Start of ENTRIES PROVIDED
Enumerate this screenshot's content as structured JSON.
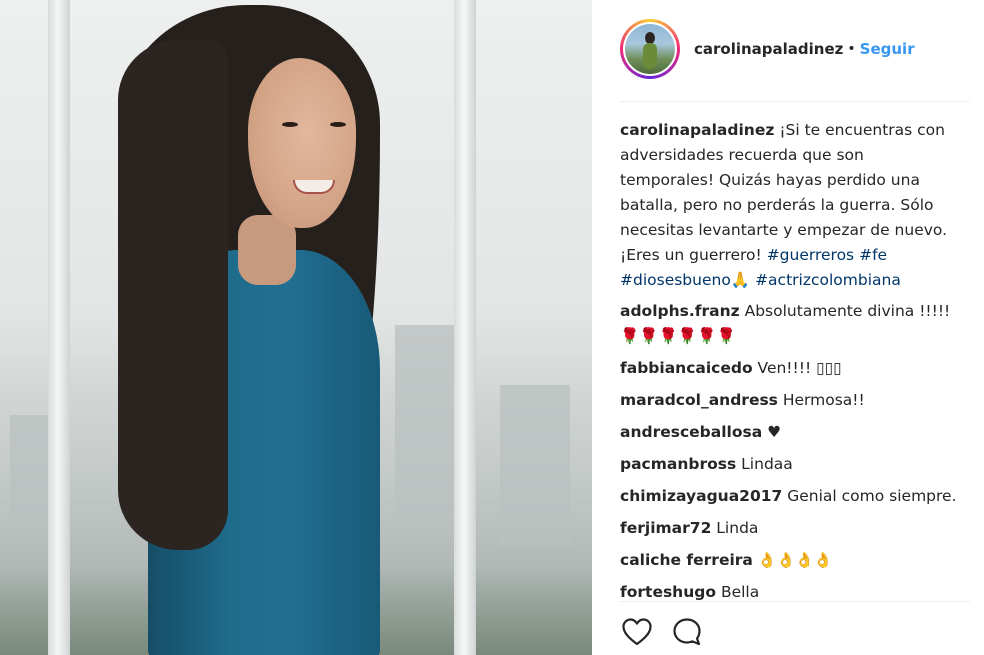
{
  "post": {
    "username": "carolinapaladinez",
    "separator": "•",
    "follow_label": "Seguir"
  },
  "caption": {
    "username": "carolinapaladinez",
    "text": "¡Si te encuentras con adversidades recuerda que son temporales! Quizás hayas perdido una batalla, pero no perderás la guerra. Sólo necesitas levantarte y empezar de nuevo. ¡Eres un guerrero!",
    "hashtags": [
      "#guerreros",
      "#fe",
      "#diosesbueno",
      "#actrizcolombiana"
    ],
    "emoji": "🙏"
  },
  "comments": [
    {
      "user": "adolphs.franz",
      "text": "Absolutamente divina !!!!!",
      "emoji": "🌹🌹🌹🌹🌹🌹"
    },
    {
      "user": "fabbiancaicedo",
      "text": "Ven!!!! ▯▯▯",
      "emoji": ""
    },
    {
      "user": "maradcol_andress",
      "text": "Hermosa!!",
      "emoji": ""
    },
    {
      "user": "andresceballosa",
      "text": "",
      "emoji": "♥"
    },
    {
      "user": "pacmanbross",
      "text": "Lindaa",
      "emoji": ""
    },
    {
      "user": "chimizayagua2017",
      "text": "Genial como siempre.",
      "emoji": ""
    },
    {
      "user": "ferjimar72",
      "text": "Linda",
      "emoji": ""
    },
    {
      "user": "caliche ferreira",
      "text": "",
      "emoji": "👌👌👌👌"
    },
    {
      "user": "forteshugo",
      "text": "Bella",
      "emoji": ""
    }
  ],
  "actions": {
    "like_icon": "heart-icon",
    "comment_icon": "comment-bubble-icon"
  },
  "colors": {
    "link_blue": "#3897f0",
    "hashtag_blue": "#003569",
    "text": "#262626"
  }
}
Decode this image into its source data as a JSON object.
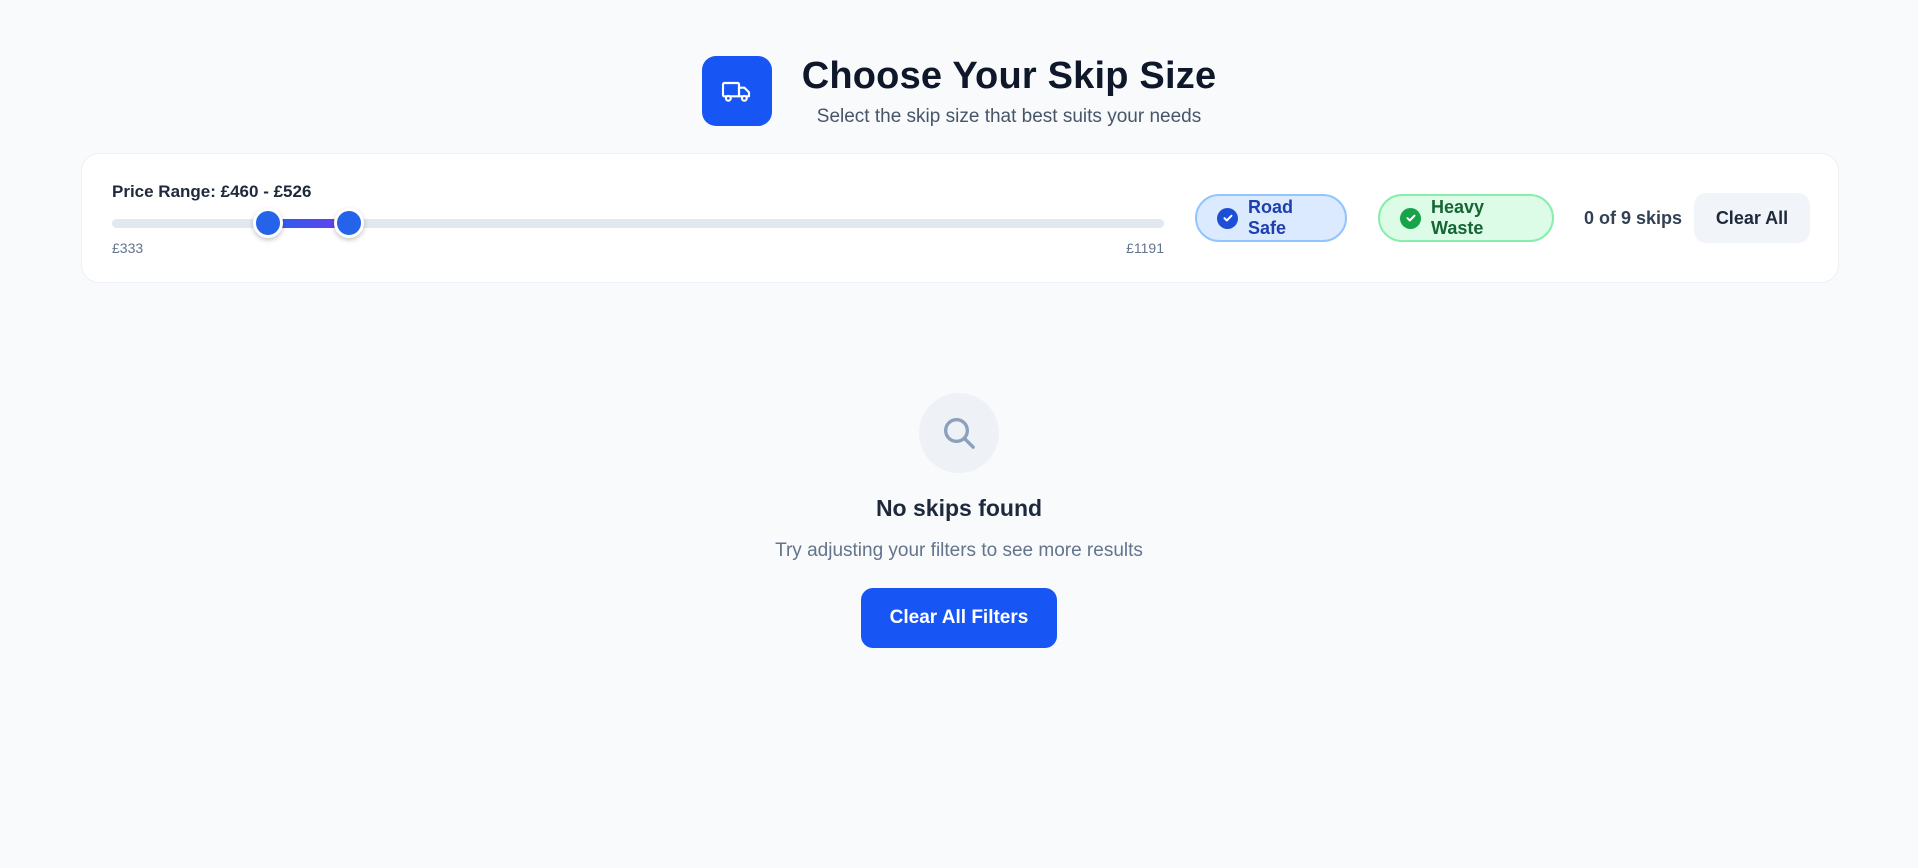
{
  "header": {
    "icon": "truck-icon",
    "title": "Choose Your Skip Size",
    "subtitle": "Select the skip size that best suits your needs"
  },
  "filters": {
    "price_label": "Price Range: £460 - £526",
    "range": {
      "min_label": "£333",
      "max_label": "£1191",
      "min": 333,
      "max": 1191,
      "selected_low": 460,
      "selected_high": 526
    },
    "chips": [
      {
        "label": "Road Safe",
        "icon": "check-circle-icon",
        "active": true,
        "color": "#1d4ed8"
      },
      {
        "label": "Heavy Waste",
        "icon": "check-circle-icon",
        "active": true,
        "color": "#16a34a"
      }
    ],
    "count_text": "0 of 9 skips",
    "clear_label": "Clear All"
  },
  "empty_state": {
    "icon": "search-icon",
    "title": "No skips found",
    "message": "Try adjusting your filters to see more results",
    "button_label": "Clear All Filters"
  },
  "colors": {
    "accent": "#1756f5",
    "background": "#f8fafc"
  }
}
End of ENTRIES PROVIDED
■ WRITTEN EXERCISE
Scan the listing above and identify each line holding the string "Clear"; copy every such line.

■ WORKED ANSWER
    "clear_label": "Clear All"
    "button_label": "Clear All Filters"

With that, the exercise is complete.